SUPPLIED DATA:
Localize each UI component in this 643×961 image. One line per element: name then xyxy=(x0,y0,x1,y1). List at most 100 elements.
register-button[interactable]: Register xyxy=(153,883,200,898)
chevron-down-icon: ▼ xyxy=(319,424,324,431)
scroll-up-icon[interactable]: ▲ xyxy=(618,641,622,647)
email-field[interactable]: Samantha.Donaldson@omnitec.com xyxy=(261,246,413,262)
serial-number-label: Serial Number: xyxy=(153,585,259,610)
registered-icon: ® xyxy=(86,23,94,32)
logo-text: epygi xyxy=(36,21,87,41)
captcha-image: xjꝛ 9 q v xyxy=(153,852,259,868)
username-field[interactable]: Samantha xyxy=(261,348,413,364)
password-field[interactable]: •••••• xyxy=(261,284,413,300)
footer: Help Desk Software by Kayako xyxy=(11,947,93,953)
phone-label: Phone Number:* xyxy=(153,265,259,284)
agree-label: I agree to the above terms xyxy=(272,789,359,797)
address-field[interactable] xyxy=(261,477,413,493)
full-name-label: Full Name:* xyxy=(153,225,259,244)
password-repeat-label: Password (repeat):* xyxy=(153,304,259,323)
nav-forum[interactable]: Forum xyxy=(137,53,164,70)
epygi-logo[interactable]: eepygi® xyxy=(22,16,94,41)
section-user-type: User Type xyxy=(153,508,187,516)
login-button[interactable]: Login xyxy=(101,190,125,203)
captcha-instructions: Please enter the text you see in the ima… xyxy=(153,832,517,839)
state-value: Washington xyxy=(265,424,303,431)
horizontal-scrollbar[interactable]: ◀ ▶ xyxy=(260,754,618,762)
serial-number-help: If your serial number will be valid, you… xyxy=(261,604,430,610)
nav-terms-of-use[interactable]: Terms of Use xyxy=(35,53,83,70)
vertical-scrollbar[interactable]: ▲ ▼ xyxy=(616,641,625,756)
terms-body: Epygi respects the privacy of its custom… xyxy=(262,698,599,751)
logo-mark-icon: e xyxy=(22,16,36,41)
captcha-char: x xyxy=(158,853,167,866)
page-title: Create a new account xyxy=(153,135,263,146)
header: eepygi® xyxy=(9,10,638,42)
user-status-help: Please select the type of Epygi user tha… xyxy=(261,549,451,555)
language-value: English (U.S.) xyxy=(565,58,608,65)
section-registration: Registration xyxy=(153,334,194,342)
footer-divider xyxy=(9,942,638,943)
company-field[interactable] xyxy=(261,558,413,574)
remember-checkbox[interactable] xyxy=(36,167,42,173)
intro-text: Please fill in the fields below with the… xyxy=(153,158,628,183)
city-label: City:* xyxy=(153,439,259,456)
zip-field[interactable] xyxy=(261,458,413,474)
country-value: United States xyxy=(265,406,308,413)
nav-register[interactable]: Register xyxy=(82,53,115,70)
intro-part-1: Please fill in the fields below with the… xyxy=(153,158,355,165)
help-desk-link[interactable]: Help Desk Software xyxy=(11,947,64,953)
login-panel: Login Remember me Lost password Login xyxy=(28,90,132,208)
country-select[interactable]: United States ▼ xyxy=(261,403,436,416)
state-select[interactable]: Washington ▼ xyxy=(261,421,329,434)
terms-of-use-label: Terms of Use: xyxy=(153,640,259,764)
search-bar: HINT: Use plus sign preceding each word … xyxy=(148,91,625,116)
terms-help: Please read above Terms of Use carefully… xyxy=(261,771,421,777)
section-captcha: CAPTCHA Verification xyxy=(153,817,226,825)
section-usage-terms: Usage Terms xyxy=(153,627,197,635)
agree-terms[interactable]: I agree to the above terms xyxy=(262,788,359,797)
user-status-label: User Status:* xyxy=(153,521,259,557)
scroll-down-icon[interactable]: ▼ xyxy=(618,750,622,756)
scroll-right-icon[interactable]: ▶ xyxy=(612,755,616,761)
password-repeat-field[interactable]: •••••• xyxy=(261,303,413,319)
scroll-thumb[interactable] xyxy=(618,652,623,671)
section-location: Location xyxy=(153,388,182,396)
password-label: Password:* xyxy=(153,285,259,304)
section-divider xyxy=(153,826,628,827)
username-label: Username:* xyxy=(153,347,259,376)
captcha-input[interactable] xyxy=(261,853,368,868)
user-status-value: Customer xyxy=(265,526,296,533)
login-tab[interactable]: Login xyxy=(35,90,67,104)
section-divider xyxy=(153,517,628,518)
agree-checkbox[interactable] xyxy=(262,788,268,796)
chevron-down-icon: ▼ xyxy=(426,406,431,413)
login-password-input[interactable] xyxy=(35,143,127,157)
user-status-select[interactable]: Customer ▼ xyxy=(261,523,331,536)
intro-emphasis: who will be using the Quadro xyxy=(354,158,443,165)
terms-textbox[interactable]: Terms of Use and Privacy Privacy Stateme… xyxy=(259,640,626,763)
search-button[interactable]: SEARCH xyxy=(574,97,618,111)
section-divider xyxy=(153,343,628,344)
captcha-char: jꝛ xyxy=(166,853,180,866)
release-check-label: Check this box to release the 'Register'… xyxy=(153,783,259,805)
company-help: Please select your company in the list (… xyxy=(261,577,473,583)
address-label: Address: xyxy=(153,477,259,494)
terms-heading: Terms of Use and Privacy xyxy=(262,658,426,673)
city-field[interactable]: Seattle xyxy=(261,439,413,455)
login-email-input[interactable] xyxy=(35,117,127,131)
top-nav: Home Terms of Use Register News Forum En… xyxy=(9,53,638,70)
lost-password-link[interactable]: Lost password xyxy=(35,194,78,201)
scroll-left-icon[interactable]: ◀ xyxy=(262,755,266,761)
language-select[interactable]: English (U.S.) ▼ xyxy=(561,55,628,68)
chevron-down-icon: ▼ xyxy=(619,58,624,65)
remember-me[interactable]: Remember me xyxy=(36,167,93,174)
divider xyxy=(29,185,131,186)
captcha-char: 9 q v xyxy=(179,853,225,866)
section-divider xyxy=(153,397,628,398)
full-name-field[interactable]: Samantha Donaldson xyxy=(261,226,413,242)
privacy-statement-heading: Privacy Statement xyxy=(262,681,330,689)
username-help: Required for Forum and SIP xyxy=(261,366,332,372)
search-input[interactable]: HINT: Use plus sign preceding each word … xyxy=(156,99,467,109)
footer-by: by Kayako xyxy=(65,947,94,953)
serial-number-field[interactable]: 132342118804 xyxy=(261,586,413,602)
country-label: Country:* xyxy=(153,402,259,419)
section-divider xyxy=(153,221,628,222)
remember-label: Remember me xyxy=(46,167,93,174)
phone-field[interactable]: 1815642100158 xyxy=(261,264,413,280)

SHORT EXERCISE:
Turn every line of the listing above into a numbered list, skipping any blank lines.

RESPONSE:
1. Localize each UI component in this 643×961 image. One line per element: name then xyxy=(x0,y0,x1,y1). List at most 100 elements.
2. register-button[interactable]: Register xyxy=(153,883,200,898)
3. chevron-down-icon: ▼ xyxy=(319,424,324,431)
4. scroll-up-icon[interactable]: ▲ xyxy=(618,641,622,647)
5. email-field[interactable]: Samantha.Donaldson@omnitec.com xyxy=(261,246,413,262)
6. serial-number-label: Serial Number: xyxy=(153,585,259,610)
7. registered-icon: ® xyxy=(86,23,94,32)
8. logo-text: epygi xyxy=(36,21,87,41)
9. captcha-image: xjꝛ 9 q v xyxy=(153,852,259,868)
10. username-field[interactable]: Samantha xyxy=(261,348,413,364)
11. password-field[interactable]: •••••• xyxy=(261,284,413,300)
12. footer: Help Desk Software by Kayako xyxy=(11,947,93,953)
13. phone-label: Phone Number:* xyxy=(153,265,259,284)
14. agree-label: I agree to the above terms xyxy=(272,789,359,797)
15. address-field[interactable] xyxy=(261,477,413,493)
16. full-name-label: Full Name:* xyxy=(153,225,259,244)
17. password-repeat-label: Password (repeat):* xyxy=(153,304,259,323)
18. nav-forum[interactable]: Forum xyxy=(137,53,164,70)
19. epygi-logo[interactable]: eepygi® xyxy=(22,16,94,41)
20. section-user-type: User Type xyxy=(153,508,187,516)
21. login-button[interactable]: Login xyxy=(101,190,125,203)
22. captcha-instructions: Please enter the text you see in the ima… xyxy=(153,832,517,839)
23. state-value: Washington xyxy=(265,424,303,431)
24. horizontal-scrollbar[interactable]: ◀ ▶ xyxy=(260,754,618,762)
25. serial-number-help: If your serial number will be valid, you… xyxy=(261,604,430,610)
26. nav-terms-of-use[interactable]: Terms of Use xyxy=(35,53,83,70)
27. vertical-scrollbar[interactable]: ▲ ▼ xyxy=(616,641,625,756)
28. terms-body: Epygi respects the privacy of its custom… xyxy=(262,698,599,751)
29. logo-mark-icon: e xyxy=(22,16,36,41)
30. captcha-char: x xyxy=(158,853,167,866)
31. page-title: Create a new account xyxy=(153,135,263,146)
32. header: eepygi® xyxy=(9,10,638,42)
33. user-status-help: Please select the type of Epygi user tha… xyxy=(261,549,451,555)
34. language-value: English (U.S.) xyxy=(565,58,608,65)
35. section-registration: Registration xyxy=(153,334,194,342)
36. footer-divider xyxy=(9,942,638,943)
37. company-field[interactable] xyxy=(261,558,413,574)
38. remember-checkbox[interactable] xyxy=(36,167,42,173)
39. intro-text: Please fill in the fields below with the… xyxy=(153,158,628,183)
40. city-label: City:* xyxy=(153,439,259,456)
41. zip-field[interactable] xyxy=(261,458,413,474)
42. country-value: United States xyxy=(265,406,308,413)
43. nav-register[interactable]: Register xyxy=(82,53,115,70)
44. intro-part-1: Please fill in the fields below with the… xyxy=(153,158,355,165)
45. help-desk-link[interactable]: Help Desk Software xyxy=(11,947,64,953)
46. login-panel: Login Remember me Lost password Login xyxy=(28,90,132,208)
47. country-select[interactable]: United States ▼ xyxy=(261,403,436,416)
48. state-select[interactable]: Washington ▼ xyxy=(261,421,329,434)
49. terms-of-use-label: Terms of Use: xyxy=(153,640,259,764)
50. search-bar: HINT: Use plus sign preceding each word … xyxy=(148,91,625,116)
51. terms-help: Please read above Terms of Use carefully… xyxy=(261,771,421,777)
52. section-captcha: CAPTCHA Verification xyxy=(153,817,226,825)
53. section-usage-terms: Usage Terms xyxy=(153,627,197,635)
54. agree-terms[interactable]: I agree to the above terms xyxy=(262,788,359,797)
55. user-status-label: User Status:* xyxy=(153,521,259,557)
56. scroll-down-icon[interactable]: ▼ xyxy=(618,750,622,756)
57. scroll-right-icon[interactable]: ▶ xyxy=(612,755,616,761)
58. password-repeat-field[interactable]: •••••• xyxy=(261,303,413,319)
59. scroll-thumb[interactable] xyxy=(618,652,623,671)
60. section-location: Location xyxy=(153,388,182,396)
61. password-label: Password:* xyxy=(153,285,259,304)
62. section-divider xyxy=(153,826,628,827)
63. username-label: Username:* xyxy=(153,347,259,376)
64. captcha-input[interactable] xyxy=(261,853,368,868)
65. user-status-value: Customer xyxy=(265,526,296,533)
66. login-tab[interactable]: Login xyxy=(35,90,67,104)
67. section-divider xyxy=(153,517,628,518)
68. agree-checkbox[interactable] xyxy=(262,788,268,796)
69. chevron-down-icon: ▼ xyxy=(426,406,431,413)
70. login-password-input[interactable] xyxy=(35,143,127,157)
71. user-status-select[interactable]: Customer ▼ xyxy=(261,523,331,536)
72. intro-emphasis: who will be using the Quadro xyxy=(354,158,443,165)
73. terms-textbox[interactable]: Terms of Use and Privacy Privacy Stateme… xyxy=(259,640,626,763)
74. search-button[interactable]: SEARCH xyxy=(574,97,618,111)
75. section-divider xyxy=(153,343,628,344)
76. captcha-char: jꝛ xyxy=(166,853,180,866)
77. release-check-label: Check this box to release the 'Register'… xyxy=(153,783,259,805)
78. company-help: Please select your company in the list (… xyxy=(261,577,473,583)
79. address-label: Address: xyxy=(153,477,259,494)
80. terms-heading: Terms of Use and Privacy xyxy=(262,658,426,673)
81. city-field[interactable]: Seattle xyxy=(261,439,413,455)
82. login-email-input[interactable] xyxy=(35,117,127,131)
83. top-nav: Home Terms of Use Register News Forum En… xyxy=(9,53,638,70)
84. lost-password-link[interactable]: Lost password xyxy=(35,194,78,201)
85. scroll-left-icon[interactable]: ◀ xyxy=(262,755,266,761)
86. language-select[interactable]: English (U.S.) ▼ xyxy=(561,55,628,68)
87. chevron-down-icon: ▼ xyxy=(619,58,624,65)
88. remember-me[interactable]: Remember me xyxy=(36,167,93,174)
89. divider xyxy=(29,185,131,186)
90. captcha-char: 9 q v xyxy=(179,853,225,866)
91. section-divider xyxy=(153,397,628,398)
92. full-name-field[interactable]: Samantha Donaldson xyxy=(261,226,413,242)
93. privacy-statement-heading: Privacy Statement xyxy=(262,681,330,689)
94. username-help: Required for Forum and SIP xyxy=(261,366,332,372)
95. search-input[interactable]: HINT: Use plus sign preceding each word … xyxy=(156,99,467,109)
96. footer-by: by Kayako xyxy=(65,947,94,953)
97. serial-number-field[interactable]: 132342118804 xyxy=(261,586,413,602)
98. country-label: Country:* xyxy=(153,402,259,419)
99. section-divider xyxy=(153,221,628,222)
100. remember-label: Remember me xyxy=(46,167,93,174)
101. phone-field[interactable]: 1815642100158 xyxy=(261,264,413,280)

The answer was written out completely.